** start of Entries shown **

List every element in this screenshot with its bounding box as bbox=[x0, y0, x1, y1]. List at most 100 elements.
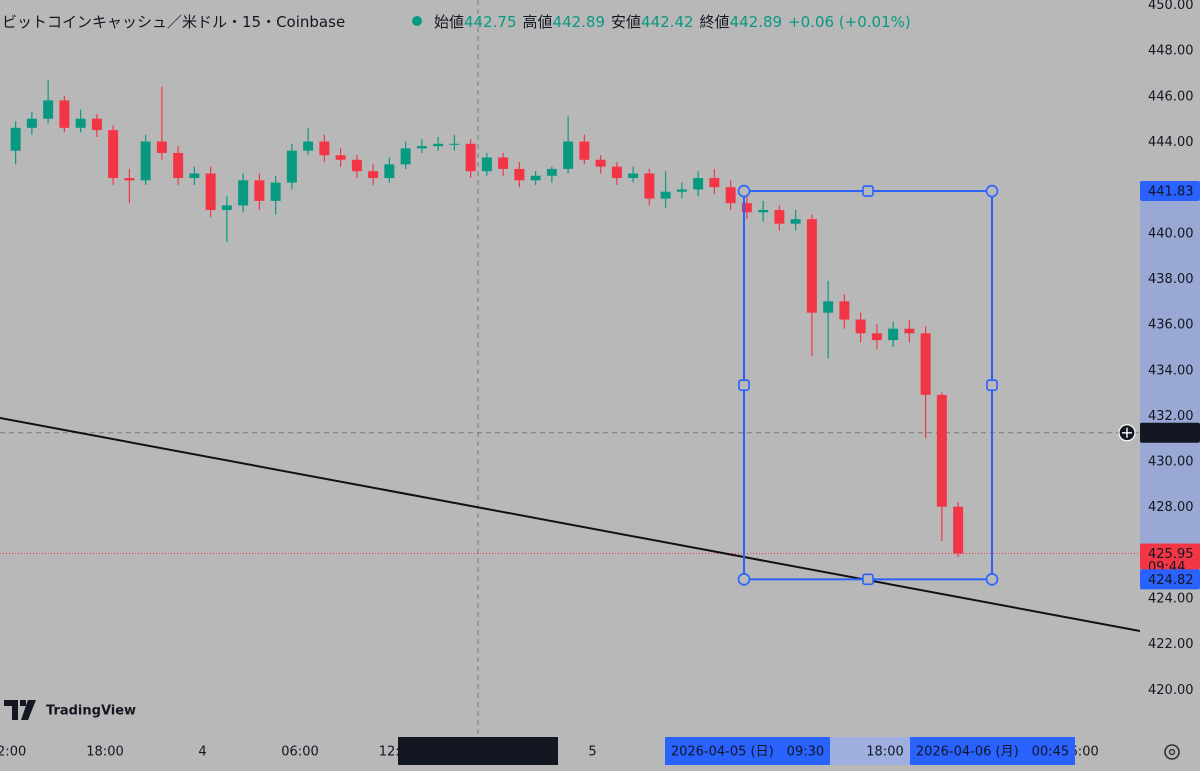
y-tick-label: 448.00 bbox=[1148, 44, 1194, 59]
candle-body bbox=[43, 100, 54, 119]
y-tick-label: 444.00 bbox=[1148, 135, 1194, 150]
candle-body bbox=[124, 178, 135, 181]
candle-body bbox=[254, 180, 265, 201]
range-end-label: 2026-04-06 (月) 00:45 bbox=[916, 745, 1069, 760]
candle-body bbox=[530, 175, 541, 181]
candle-body bbox=[368, 171, 379, 179]
candle-body bbox=[384, 164, 395, 179]
y-tick-label: 434.00 bbox=[1148, 363, 1194, 378]
y-tick-label: 446.00 bbox=[1148, 89, 1194, 104]
candle-body bbox=[579, 141, 590, 160]
last-price-box bbox=[1140, 543, 1200, 570]
candle-body bbox=[806, 219, 817, 313]
settings-icon bbox=[1164, 744, 1180, 760]
candle-body bbox=[140, 141, 151, 181]
candle-body bbox=[303, 141, 314, 151]
candle-body bbox=[156, 141, 167, 153]
candle-body bbox=[10, 127, 21, 151]
legend-item: 442.89 bbox=[730, 13, 783, 31]
legend-item: 442.75 bbox=[464, 13, 517, 31]
candle-body bbox=[920, 333, 931, 395]
y-tick-label: 450.00 bbox=[1148, 0, 1194, 13]
candle-body bbox=[91, 118, 102, 131]
candle-body bbox=[416, 146, 427, 149]
candle-body bbox=[270, 182, 281, 201]
candle-body bbox=[189, 173, 200, 179]
x-tick-label: 5 bbox=[588, 745, 596, 760]
candle-body bbox=[286, 150, 297, 183]
candle-body bbox=[595, 159, 606, 167]
candle-body bbox=[888, 328, 899, 341]
candle-body bbox=[611, 166, 622, 179]
candle-body bbox=[725, 187, 736, 204]
candle-body bbox=[628, 173, 639, 179]
legend-item: ビットコインキャッシュ／米ドル・15・Coinbase bbox=[2, 13, 345, 31]
handle bbox=[986, 379, 998, 391]
handle bbox=[737, 184, 751, 198]
handle bbox=[985, 573, 999, 586]
candle-body bbox=[660, 191, 671, 199]
y-tick-label: 438.00 bbox=[1148, 272, 1194, 287]
candle-body bbox=[871, 333, 882, 341]
x-tick-label: 18:00 bbox=[86, 745, 123, 760]
x-tick-label: 12:00 bbox=[0, 745, 26, 760]
range-start-label: 2026-04-05 (日) 09:30 bbox=[671, 745, 824, 760]
range-start-label-box bbox=[665, 737, 830, 765]
y-tick-label: 428.00 bbox=[1148, 500, 1194, 515]
candle-body bbox=[839, 301, 850, 320]
candle-body bbox=[563, 141, 574, 169]
x-tick-label: 06:00 bbox=[281, 745, 318, 760]
candle-body bbox=[514, 168, 525, 181]
handle bbox=[738, 379, 750, 391]
y-tick-label: 422.00 bbox=[1148, 637, 1194, 652]
candle-body bbox=[433, 143, 444, 147]
legend-item: 終値 bbox=[700, 13, 730, 31]
status-dot bbox=[412, 16, 422, 26]
candle-body bbox=[546, 168, 557, 176]
candle-body bbox=[59, 100, 70, 128]
legend-item: 442.42 bbox=[641, 13, 694, 31]
candle-body bbox=[823, 301, 834, 313]
handle bbox=[737, 573, 751, 586]
range-bottom-label: 424.82 bbox=[1148, 573, 1194, 588]
candle-body bbox=[936, 394, 947, 507]
legend-item: +0.06 (+0.01%) bbox=[788, 13, 911, 31]
settings-icon-center bbox=[1168, 748, 1176, 756]
price-range-band bbox=[1140, 191, 1200, 580]
candle-body bbox=[108, 130, 119, 179]
crosshair-price-label-box bbox=[1140, 422, 1200, 443]
crosshair-time-label-box bbox=[398, 737, 558, 765]
candle-body bbox=[904, 328, 915, 334]
legend-item: 442.89 bbox=[553, 13, 606, 31]
y-tick-label: 430.00 bbox=[1148, 455, 1194, 470]
candle-body bbox=[26, 118, 37, 128]
y-tick-label: 420.00 bbox=[1148, 683, 1194, 698]
legend-item: 安値 bbox=[611, 13, 641, 31]
candle-body bbox=[498, 157, 509, 169]
handle bbox=[985, 184, 999, 198]
range-bottom-label-box bbox=[1140, 569, 1200, 590]
candle-body bbox=[758, 210, 769, 213]
y-tick-label: 424.00 bbox=[1148, 592, 1194, 607]
y-tick-label: 440.00 bbox=[1148, 226, 1194, 241]
candle-body bbox=[75, 118, 86, 128]
candle-body bbox=[644, 173, 655, 199]
candle-body bbox=[351, 159, 362, 172]
range-top-label: 441.83 bbox=[1148, 185, 1194, 200]
ohlc-legend: 始値442.75 高値442.89 安値442.42 終値442.89 +0.06 (+… bbox=[434, 13, 911, 31]
legend-item: 始値 bbox=[434, 13, 464, 31]
x-tick-label: 4 bbox=[198, 745, 206, 760]
crosshair-price-label: 431.24 bbox=[1148, 426, 1194, 441]
candle-body bbox=[173, 152, 184, 179]
candle-body bbox=[238, 180, 249, 206]
logo-mark bbox=[4, 700, 36, 720]
crosshair-plus bbox=[1122, 427, 1132, 438]
candle-body bbox=[400, 148, 411, 165]
candle-body bbox=[335, 155, 346, 160]
candle-body bbox=[676, 189, 687, 192]
chart-title: ビットコインキャッシュ／米ドル・15・Coinbase bbox=[2, 13, 345, 31]
candle-body bbox=[774, 210, 785, 224]
range-end-label-box bbox=[910, 737, 1075, 765]
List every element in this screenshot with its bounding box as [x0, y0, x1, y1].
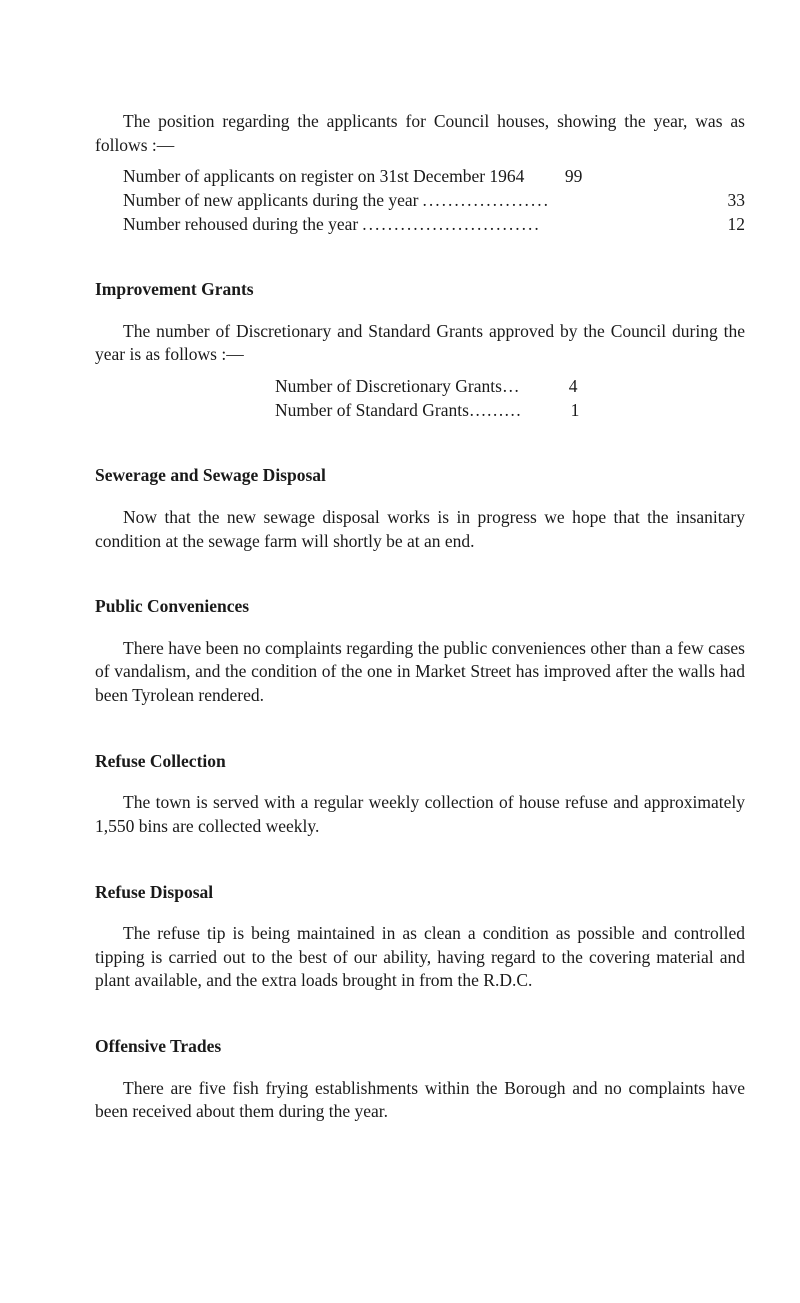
data-value: 12 — [687, 213, 745, 237]
data-label: Number rehoused during the year — [123, 213, 358, 237]
data-label: Number of applicants on register on 31st… — [123, 165, 524, 189]
conveniences-paragraph: There have been no complaints regarding … — [95, 637, 745, 708]
heading-conveniences: Public Conveniences — [95, 595, 745, 619]
section-intro: The position regarding the applicants fo… — [95, 110, 745, 236]
sewerage-paragraph: Now that the new sewage disposal works i… — [95, 506, 745, 553]
document-page: The position regarding the applicants fo… — [0, 0, 800, 1226]
section-sewerage: Sewerage and Sewage Disposal Now that th… — [95, 464, 745, 553]
improvement-data-block: Number of Discretionary Grants … 4 Numbe… — [95, 375, 745, 422]
data-row: Number of new applicants during the year… — [95, 189, 745, 213]
disposal-paragraph: The refuse tip is being maintained in as… — [95, 922, 745, 993]
collection-paragraph: The town is served with a regular weekly… — [95, 791, 745, 838]
data-value: 99 — [524, 165, 582, 189]
improvement-paragraph: The number of Discretionary and Standard… — [95, 320, 745, 367]
data-value: 33 — [687, 189, 745, 213]
data-row: Number of Standard Grants ……… 1 — [95, 399, 745, 423]
data-label: Number of new applicants during the year — [123, 189, 418, 213]
section-offensive-trades: Offensive Trades There are five fish fry… — [95, 1035, 745, 1124]
dots: ............................ — [358, 213, 687, 237]
dots: ……… — [469, 399, 522, 423]
data-value: 4 — [519, 375, 577, 399]
heading-improvement-grants: Improvement Grants — [95, 278, 745, 302]
section-conveniences: Public Conveniences There have been no c… — [95, 595, 745, 708]
intro-paragraph: The position regarding the applicants fo… — [95, 110, 745, 157]
data-label: Number of Discretionary Grants — [275, 375, 502, 399]
data-row: Number rehoused during the year ........… — [95, 213, 745, 237]
dots: … — [502, 375, 520, 399]
intro-data-block: Number of applicants on register on 31st… — [95, 165, 745, 236]
section-improvement-grants: Improvement Grants The number of Discret… — [95, 278, 745, 422]
data-label: Number of Standard Grants — [275, 399, 469, 423]
data-value: 1 — [521, 399, 579, 423]
section-refuse-collection: Refuse Collection The town is served wit… — [95, 750, 745, 839]
heading-sewerage: Sewerage and Sewage Disposal — [95, 464, 745, 488]
offensive-paragraph: There are five fish frying establishment… — [95, 1077, 745, 1124]
heading-refuse-collection: Refuse Collection — [95, 750, 745, 774]
data-row: Number of applicants on register on 31st… — [95, 165, 745, 189]
dots: .................... — [418, 189, 687, 213]
heading-offensive-trades: Offensive Trades — [95, 1035, 745, 1059]
section-refuse-disposal: Refuse Disposal The refuse tip is being … — [95, 881, 745, 994]
heading-refuse-disposal: Refuse Disposal — [95, 881, 745, 905]
data-row: Number of Discretionary Grants … 4 — [95, 375, 745, 399]
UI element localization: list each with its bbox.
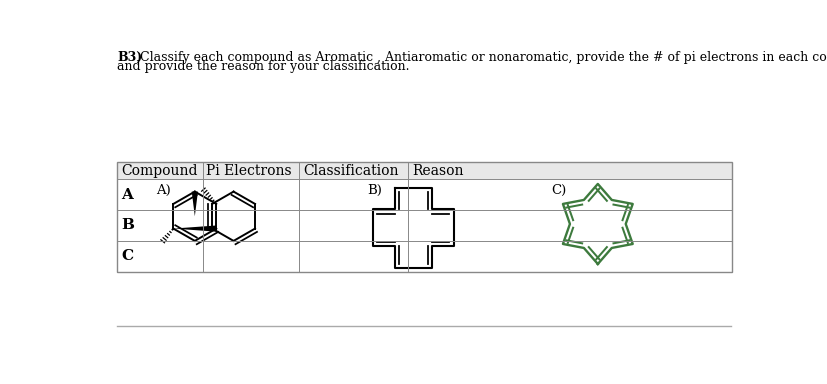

** end of Entries shown **

What the task asks — Format the data lines from the one containing "data-value: 12 — [687, 213, 745, 237]" up to and including the one containing "section-sewerage: Sewerage and" as a numbered list, leaving out any blank lines.

Solution for this exercise —
1. data-value: 12 — [687, 213, 745, 237]
2. data-label: Number rehoused during the year — [123, 213, 358, 237]
3. data-label: Number of applicants on register on 31st… — [123, 165, 524, 189]
4. conveniences-paragraph: There have been no complaints regarding … — [95, 637, 745, 708]
5. heading-conveniences: Public Conveniences — [95, 595, 745, 619]
6. section-intro: The position regarding the applicants fo… — [95, 110, 745, 236]
7. sewerage-paragraph: Now that the new sewage disposal works i… — [95, 506, 745, 553]
8. document-page: The position regarding the applicants fo… — [0, 0, 800, 1226]
9. section-sewerage: Sewerage and Sewage Disposal Now that th… — [95, 464, 745, 553]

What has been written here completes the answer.